╔══

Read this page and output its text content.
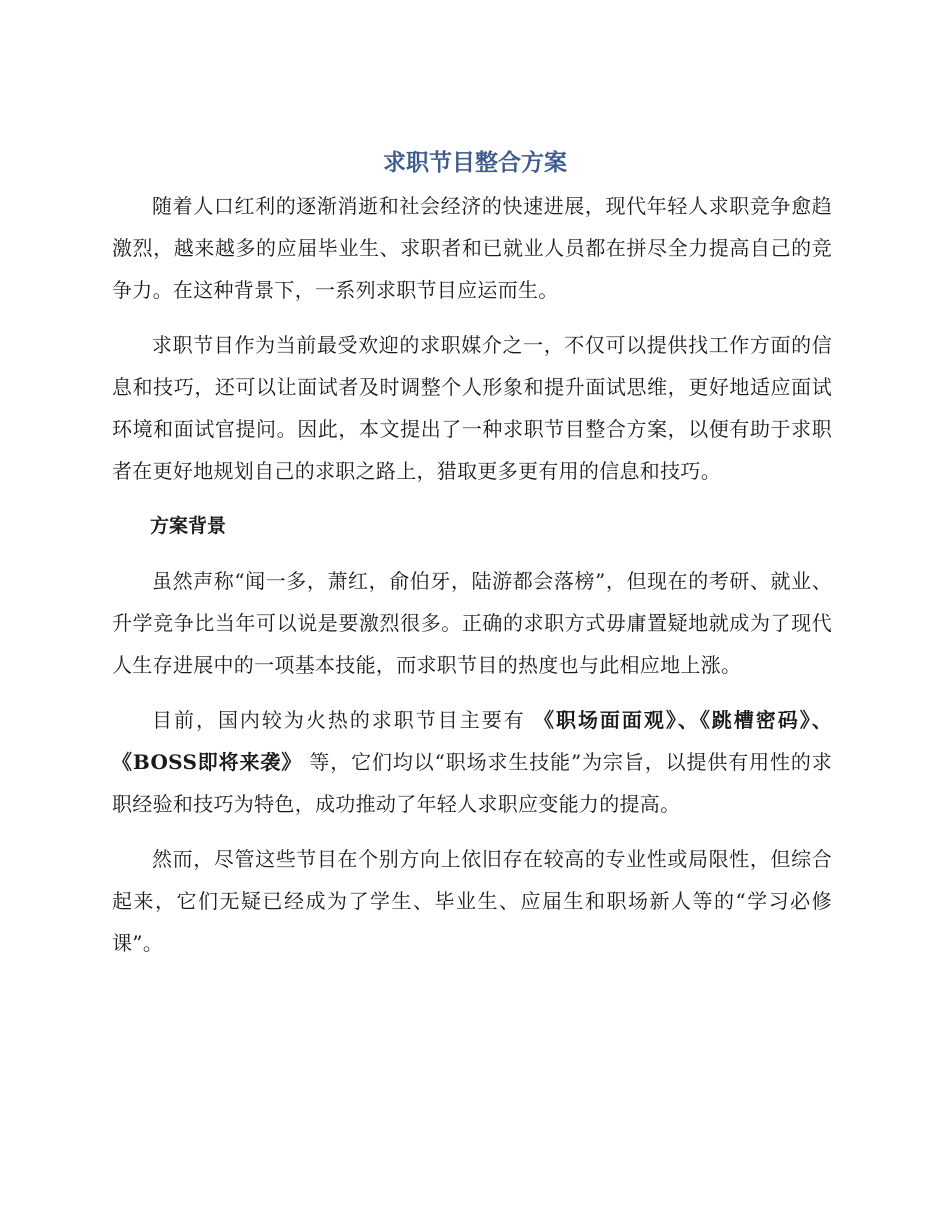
求职节目整合方案

随着人口红利的逐渐消逝和社会经济的快速进展，现代年轻人求职竞争愈趋激烈，越来越多的应届毕业生、求职者和已就业人员都在拼尽全力提高自己的竞争力。在这种背景下，一系列求职节目应运而生。

求职节目作为当前最受欢迎的求职媒介之一，不仅可以提供找工作方面的信息和技巧，还可以让面试者及时调整个人形象和提升面试思维，更好地适应面试环境和面试官提问。因此，本文提出了一种求职节目整合方案，以便有助于求职者在更好地规划自己的求职之路上，猎取更多更有用的信息和技巧。

方案背景

虽然声称“闻一多，萧红，俞伯牙，陆游都会落榜”，但现在的考研、就业、升学竞争比当年可以说是要激烈很多。正确的求职方式毋庸置疑地就成为了现代人生存进展中的一项基本技能，而求职节目的热度也与此相应地上涨。

目前，国内较为火热的求职节目主要有 《职场面面观》、《跳槽密码》、《BOSS即将来袭》 等，它们均以“职场求生技能”为宗旨，以提供有用性的求职经验和技巧为特色，成功推动了年轻人求职应变能力的提高。

然而，尽管这些节目在个别方向上依旧存在较高的专业性或局限性，但综合起来，它们无疑已经成为了学生、毕业生、应届生和职场新人等的“学习必修课”。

╚══

* Your objective:
All of the data needs repeating exactly, but the pictures do not.

* Reply to the task:
Read this page and output its text content.
求职节目整合方案

随着人口红利的逐渐消逝和社会经济的快速进展，现代年轻人求职竞争愈趋激烈，越来越多的应届毕业生、求职者和已就业人员都在拼尽全力提高自己的竞争力。在这种背景下，一系列求职节目应运而生。

求职节目作为当前最受欢迎的求职媒介之一，不仅可以提供找工作方面的信息和技巧，还可以让面试者及时调整个人形象和提升面试思维，更好地适应面试环境和面试官提问。因此，本文提出了一种求职节目整合方案，以便有助于求职者在更好地规划自己的求职之路上，猎取更多更有用的信息和技巧。

方案背景

虽然声称“闻一多，萧红，俞伯牙，陆游都会落榜”，但现在的考研、就业、升学竞争比当年可以说是要激烈很多。正确的求职方式毋庸置疑地就成为了现代人生存进展中的一项基本技能，而求职节目的热度也与此相应地上涨。

目前，国内较为火热的求职节目主要有 《职场面面观》、《跳槽密码》、《BOSS即将来袭》 等，它们均以“职场求生技能”为宗旨，以提供有用性的求职经验和技巧为特色，成功推动了年轻人求职应变能力的提高。

然而，尽管这些节目在个别方向上依旧存在较高的专业性或局限性，但综合起来，它们无疑已经成为了学生、毕业生、应届生和职场新人等的“学习必修课”。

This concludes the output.